Task goal — Copy every line, leaving nothing out and adding nothing.

Dataset rows
● ● ●
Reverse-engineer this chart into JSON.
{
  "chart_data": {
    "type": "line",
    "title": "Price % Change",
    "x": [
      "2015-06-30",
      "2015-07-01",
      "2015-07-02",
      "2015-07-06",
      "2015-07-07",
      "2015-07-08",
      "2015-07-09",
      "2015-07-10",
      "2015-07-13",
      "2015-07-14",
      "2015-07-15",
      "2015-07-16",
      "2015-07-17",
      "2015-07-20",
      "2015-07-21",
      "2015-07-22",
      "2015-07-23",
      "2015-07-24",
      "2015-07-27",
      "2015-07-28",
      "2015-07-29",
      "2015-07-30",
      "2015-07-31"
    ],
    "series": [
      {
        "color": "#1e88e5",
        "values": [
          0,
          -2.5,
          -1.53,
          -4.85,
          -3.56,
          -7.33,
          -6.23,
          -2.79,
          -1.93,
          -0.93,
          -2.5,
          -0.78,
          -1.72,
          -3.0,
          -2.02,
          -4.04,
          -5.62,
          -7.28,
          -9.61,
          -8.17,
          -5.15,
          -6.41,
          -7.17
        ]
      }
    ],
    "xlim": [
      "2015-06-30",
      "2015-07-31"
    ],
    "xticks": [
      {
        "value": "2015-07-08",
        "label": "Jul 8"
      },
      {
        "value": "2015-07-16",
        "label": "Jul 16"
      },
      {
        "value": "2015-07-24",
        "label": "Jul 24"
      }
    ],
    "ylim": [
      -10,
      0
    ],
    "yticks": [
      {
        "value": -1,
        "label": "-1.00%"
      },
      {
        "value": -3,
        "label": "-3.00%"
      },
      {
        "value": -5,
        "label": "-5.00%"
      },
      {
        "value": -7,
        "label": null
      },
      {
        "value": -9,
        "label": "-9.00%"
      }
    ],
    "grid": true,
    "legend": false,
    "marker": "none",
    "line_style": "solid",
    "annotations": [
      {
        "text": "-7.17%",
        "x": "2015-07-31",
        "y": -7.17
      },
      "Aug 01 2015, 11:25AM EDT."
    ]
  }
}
● ● ●
Right answer —
Reverse-engineer this chart into JSON.
{
  "chart_data": {
    "type": "line",
    "title": "Price % Change",
    "x": [
      "2015-06-30",
      "2015-07-01",
      "2015-07-02",
      "2015-07-06",
      "2015-07-07",
      "2015-07-08",
      "2015-07-09",
      "2015-07-10",
      "2015-07-13",
      "2015-07-14",
      "2015-07-15",
      "2015-07-16",
      "2015-07-17",
      "2015-07-20",
      "2015-07-21",
      "2015-07-22",
      "2015-07-23",
      "2015-07-24",
      "2015-07-27",
      "2015-07-28",
      "2015-07-29",
      "2015-07-30",
      "2015-07-31"
    ],
    "series": [
      {
        "color": "#1e88e5",
        "values": [
          0,
          -2.5,
          -1.53,
          -4.85,
          -3.56,
          -7.33,
          -6.23,
          -2.79,
          -1.93,
          -0.93,
          -2.5,
          -0.78,
          -1.72,
          -3.0,
          -2.02,
          -4.04,
          -5.62,
          -7.28,
          -9.61,
          -8.17,
          -5.15,
          -6.41,
          -7.17
        ]
      }
    ],
    "xlim": [
      "2015-06-30",
      "2015-07-31"
    ],
    "xticks": [
      {
        "value": "2015-07-08",
        "label": "Jul 8"
      },
      {
        "value": "2015-07-16",
        "label": "Jul 16"
      },
      {
        "value": "2015-07-24",
        "label": "Jul 24"
      }
    ],
    "ylim": [
      -10,
      0
    ],
    "yticks": [
      {
        "value": -1,
        "label": "-1.00%"
      },
      {
        "value": -3,
        "label": "-3.00%"
      },
      {
        "value": -5,
        "label": "-5.00%"
      },
      {
        "value": -7,
        "label": null
      },
      {
        "value": -9,
        "label": "-9.00%"
      }
    ],
    "grid": true,
    "legend": false,
    "marker": "none",
    "line_style": "solid",
    "annotations": [
      {
        "text": "-7.17%",
        "x": "2015-07-31",
        "y": -7.17
      },
      "Aug 01 2015, 11:25AM EDT."
    ]
  }
}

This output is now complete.